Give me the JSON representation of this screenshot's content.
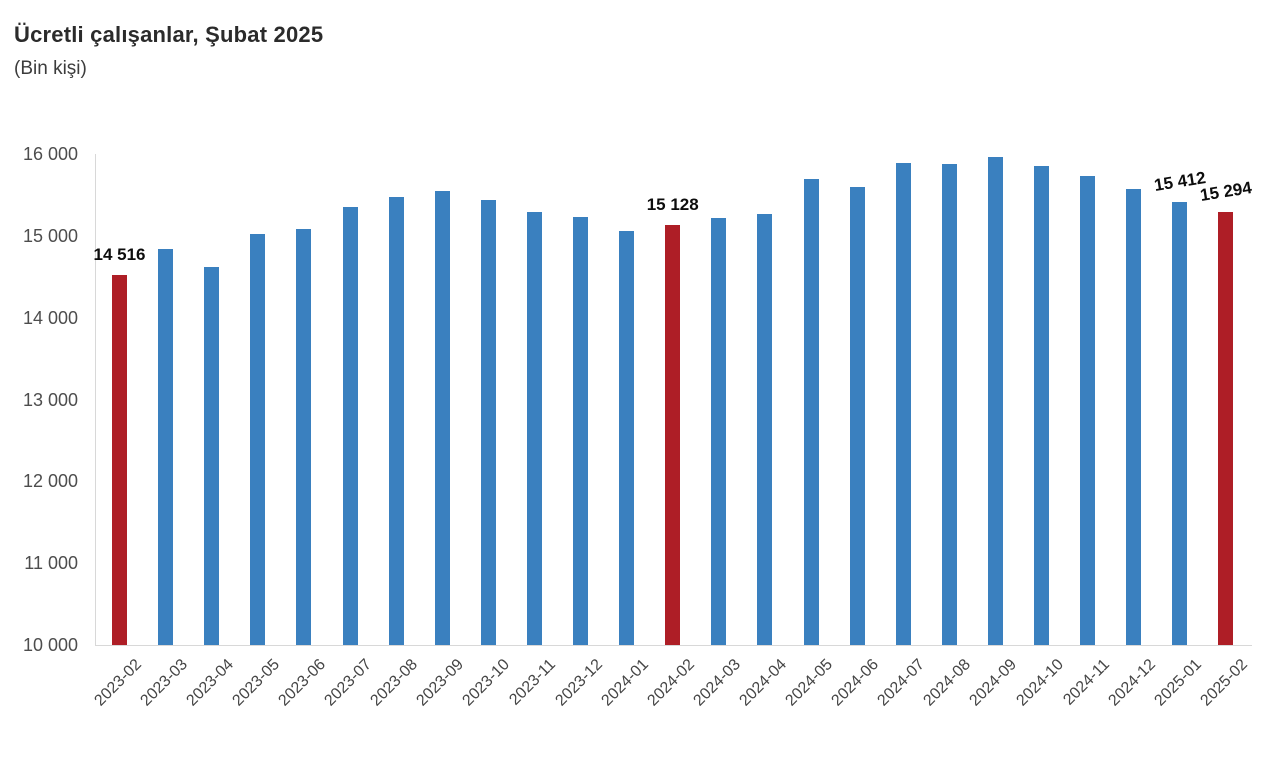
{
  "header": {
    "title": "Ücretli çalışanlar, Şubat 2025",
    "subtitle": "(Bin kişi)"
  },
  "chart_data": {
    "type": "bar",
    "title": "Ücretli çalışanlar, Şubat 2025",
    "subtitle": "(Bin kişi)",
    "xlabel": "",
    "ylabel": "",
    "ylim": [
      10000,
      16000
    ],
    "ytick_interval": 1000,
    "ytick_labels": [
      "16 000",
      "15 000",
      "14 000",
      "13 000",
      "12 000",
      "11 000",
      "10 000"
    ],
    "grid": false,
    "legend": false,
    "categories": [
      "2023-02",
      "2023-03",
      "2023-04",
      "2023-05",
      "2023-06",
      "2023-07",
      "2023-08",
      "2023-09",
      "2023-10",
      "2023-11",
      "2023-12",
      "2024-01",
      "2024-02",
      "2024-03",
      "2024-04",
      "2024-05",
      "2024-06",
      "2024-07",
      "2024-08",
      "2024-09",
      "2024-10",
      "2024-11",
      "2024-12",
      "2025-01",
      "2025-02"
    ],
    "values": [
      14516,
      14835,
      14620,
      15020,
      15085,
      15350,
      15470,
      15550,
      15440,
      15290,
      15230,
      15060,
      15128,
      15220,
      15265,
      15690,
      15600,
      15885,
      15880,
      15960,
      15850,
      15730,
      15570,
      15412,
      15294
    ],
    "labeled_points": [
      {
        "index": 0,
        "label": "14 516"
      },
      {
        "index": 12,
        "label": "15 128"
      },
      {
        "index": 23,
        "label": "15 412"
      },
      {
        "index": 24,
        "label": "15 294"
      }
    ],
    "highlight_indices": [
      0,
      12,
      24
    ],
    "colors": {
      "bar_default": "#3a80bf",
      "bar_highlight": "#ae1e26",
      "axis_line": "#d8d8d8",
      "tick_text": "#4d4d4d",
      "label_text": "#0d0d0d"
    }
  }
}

- - - -

Omit the pictures, and quote the material above exactly as given.

Give me the JSON representation of this screenshot's content.
{
  "header": {
    "title": "Ücretli çalışanlar, Şubat 2025",
    "subtitle": "(Bin kişi)"
  },
  "chart_data": {
    "type": "bar",
    "title": "Ücretli çalışanlar, Şubat 2025",
    "subtitle": "(Bin kişi)",
    "xlabel": "",
    "ylabel": "",
    "ylim": [
      10000,
      16000
    ],
    "ytick_interval": 1000,
    "ytick_labels": [
      "16 000",
      "15 000",
      "14 000",
      "13 000",
      "12 000",
      "11 000",
      "10 000"
    ],
    "grid": false,
    "legend": false,
    "categories": [
      "2023-02",
      "2023-03",
      "2023-04",
      "2023-05",
      "2023-06",
      "2023-07",
      "2023-08",
      "2023-09",
      "2023-10",
      "2023-11",
      "2023-12",
      "2024-01",
      "2024-02",
      "2024-03",
      "2024-04",
      "2024-05",
      "2024-06",
      "2024-07",
      "2024-08",
      "2024-09",
      "2024-10",
      "2024-11",
      "2024-12",
      "2025-01",
      "2025-02"
    ],
    "values": [
      14516,
      14835,
      14620,
      15020,
      15085,
      15350,
      15470,
      15550,
      15440,
      15290,
      15230,
      15060,
      15128,
      15220,
      15265,
      15690,
      15600,
      15885,
      15880,
      15960,
      15850,
      15730,
      15570,
      15412,
      15294
    ],
    "labeled_points": [
      {
        "index": 0,
        "label": "14 516"
      },
      {
        "index": 12,
        "label": "15 128"
      },
      {
        "index": 23,
        "label": "15 412"
      },
      {
        "index": 24,
        "label": "15 294"
      }
    ],
    "highlight_indices": [
      0,
      12,
      24
    ],
    "colors": {
      "bar_default": "#3a80bf",
      "bar_highlight": "#ae1e26",
      "axis_line": "#d8d8d8",
      "tick_text": "#4d4d4d",
      "label_text": "#0d0d0d"
    }
  }
}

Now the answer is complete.